▶ DIRECTION:
Take from the listing each line that has the string "ylabel".

▶ SOURCE DATA:

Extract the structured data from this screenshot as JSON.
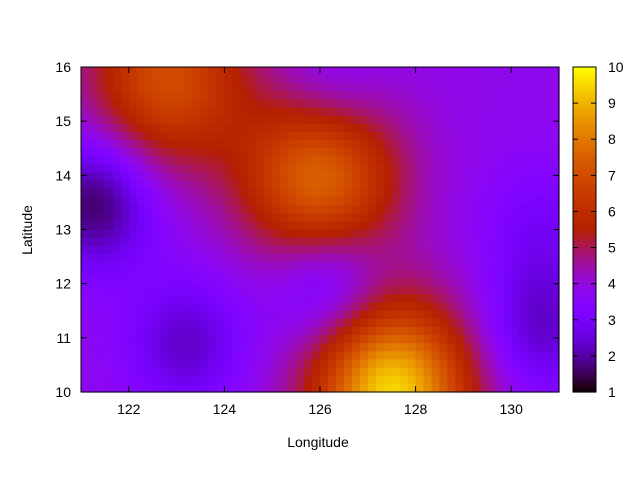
{
  "chart_data": {
    "type": "heatmap",
    "title": "",
    "xlabel": "Longitude",
    "ylabel": "Latitude",
    "xlim": [
      121,
      131
    ],
    "ylim": [
      10,
      16
    ],
    "xticks": [
      "122",
      "124",
      "126",
      "128",
      "130"
    ],
    "yticks": [
      "10",
      "11",
      "12",
      "13",
      "14",
      "15",
      "16"
    ],
    "colorbar": {
      "range": [
        1,
        10
      ],
      "ticks": [
        "1",
        "2",
        "3",
        "4",
        "5",
        "6",
        "7",
        "8",
        "9",
        "10"
      ],
      "palette": "gnuplot-pm3d (black-purple-red-orange-yellow)"
    },
    "features": [
      {
        "kind": "high",
        "lon": 127.5,
        "lat": 10.0,
        "value": 9.5
      },
      {
        "kind": "high",
        "lon": 126.0,
        "lat": 14.0,
        "value": 7.8
      },
      {
        "kind": "high",
        "lon": 122.8,
        "lat": 15.8,
        "value": 7.0
      },
      {
        "kind": "low",
        "lon": 121.3,
        "lat": 13.5,
        "value": 1.5
      },
      {
        "kind": "low",
        "lon": 123.2,
        "lat": 10.9,
        "value": 2.3
      },
      {
        "kind": "low",
        "lon": 126.2,
        "lat": 12.0,
        "value": 2.2
      },
      {
        "kind": "low",
        "lon": 126.2,
        "lat": 15.4,
        "value": 2.8
      },
      {
        "kind": "low",
        "lon": 130.6,
        "lat": 11.2,
        "value": 2.3
      },
      {
        "kind": "low",
        "lon": 130.6,
        "lat": 13.0,
        "value": 3.0
      }
    ],
    "background_value": 3.8,
    "grid": false,
    "legend": "none"
  }
}
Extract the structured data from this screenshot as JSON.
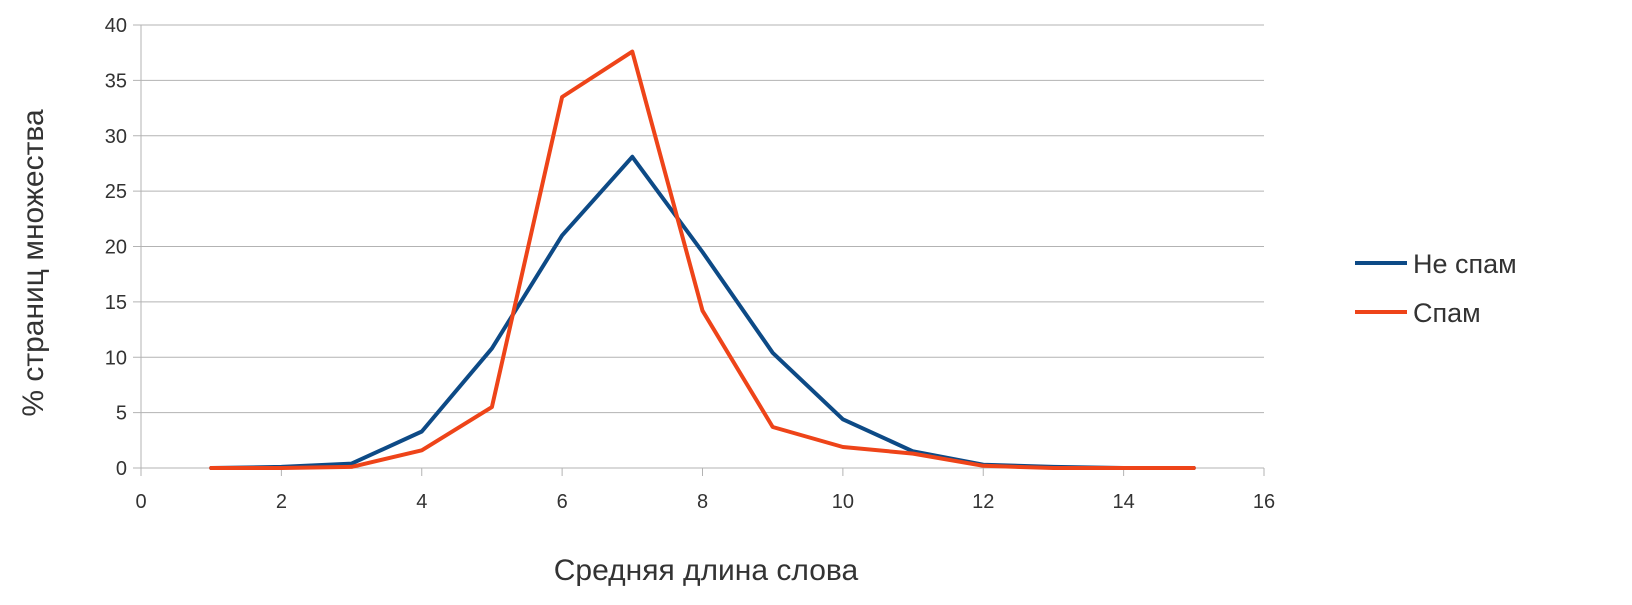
{
  "chart_data": {
    "type": "line",
    "title": "",
    "xlabel": "Средняя длина слова",
    "ylabel": "% страниц множества",
    "xlim": [
      0,
      16
    ],
    "ylim": [
      0,
      40
    ],
    "xticks": [
      0,
      2,
      4,
      6,
      8,
      10,
      12,
      14,
      16
    ],
    "yticks": [
      0,
      5,
      10,
      15,
      20,
      25,
      30,
      35,
      40
    ],
    "grid": "horizontal",
    "legend_position": "right",
    "series": [
      {
        "name": "Не спам",
        "color": "#0d4a86",
        "x": [
          1,
          2,
          3,
          4,
          5,
          6,
          7,
          8,
          9,
          10,
          11,
          12,
          13,
          14,
          15
        ],
        "y": [
          0.0,
          0.1,
          0.4,
          3.3,
          10.8,
          21.0,
          28.1,
          19.5,
          10.4,
          4.4,
          1.5,
          0.3,
          0.1,
          0.0,
          0.0
        ]
      },
      {
        "name": "Спам",
        "color": "#ee4419",
        "x": [
          1,
          2,
          3,
          4,
          5,
          6,
          7,
          8,
          9,
          10,
          11,
          12,
          13,
          14,
          15
        ],
        "y": [
          0.0,
          0.0,
          0.1,
          1.6,
          5.5,
          33.5,
          37.6,
          14.2,
          3.7,
          1.9,
          1.3,
          0.2,
          0.0,
          0.0,
          0.0
        ]
      }
    ]
  }
}
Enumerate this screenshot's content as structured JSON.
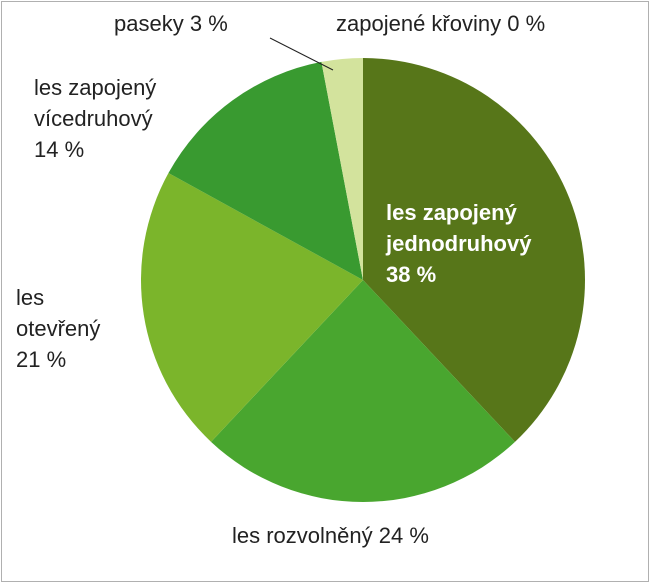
{
  "chart_data": {
    "type": "pie",
    "categories": [
      "les zapojený jednodruhový",
      "les rozvolněný",
      "les otevřený",
      "les zapojený vícedruhový",
      "paseky",
      "zapojené křoviny"
    ],
    "values": [
      38,
      24,
      21,
      14,
      3,
      0
    ],
    "value_labels": [
      "38 %",
      "24 %",
      "21 %",
      "14 %",
      "3 %",
      "0 %"
    ],
    "colors": [
      "#577619",
      "#49a62f",
      "#7bb52b",
      "#399a30",
      "#d3e39d",
      "#b9d98a"
    ]
  }
}
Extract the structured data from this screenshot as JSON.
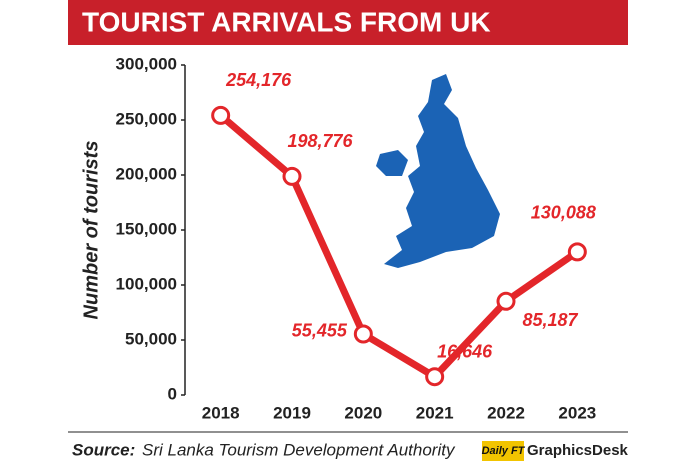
{
  "chart_data": {
    "type": "line",
    "title": "TOURIST ARRIVALS FROM UK",
    "y_label": "Number of tourists",
    "categories": [
      "2018",
      "2019",
      "2020",
      "2021",
      "2022",
      "2023"
    ],
    "values": [
      254176,
      198776,
      55455,
      16646,
      85187,
      130088
    ],
    "value_labels": [
      "254,176",
      "198,776",
      "55,455",
      "16,646",
      "85,187",
      "130,088"
    ],
    "color": "#e3262a",
    "ylim": [
      0,
      300000
    ],
    "yticks": [
      0,
      {
        "value": 50000,
        "label": "50,000"
      },
      {
        "value": 100000,
        "label": "100,000"
      },
      {
        "value": 150000,
        "label": "150,000"
      },
      {
        "value": 200000,
        "label": "200,000"
      },
      {
        "value": 250000,
        "label": "250,000"
      },
      {
        "value": 300000,
        "label": "300,000"
      }
    ],
    "source_label": "Source:",
    "source": "Sri Lanka Tourism Development Authority",
    "logo_brand": "Daily FT",
    "logo_text": "GraphicsDesk"
  }
}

▶ TASK RESULT:
    "ylabel": "Latitude",
    "ylabel": "% страниц множества",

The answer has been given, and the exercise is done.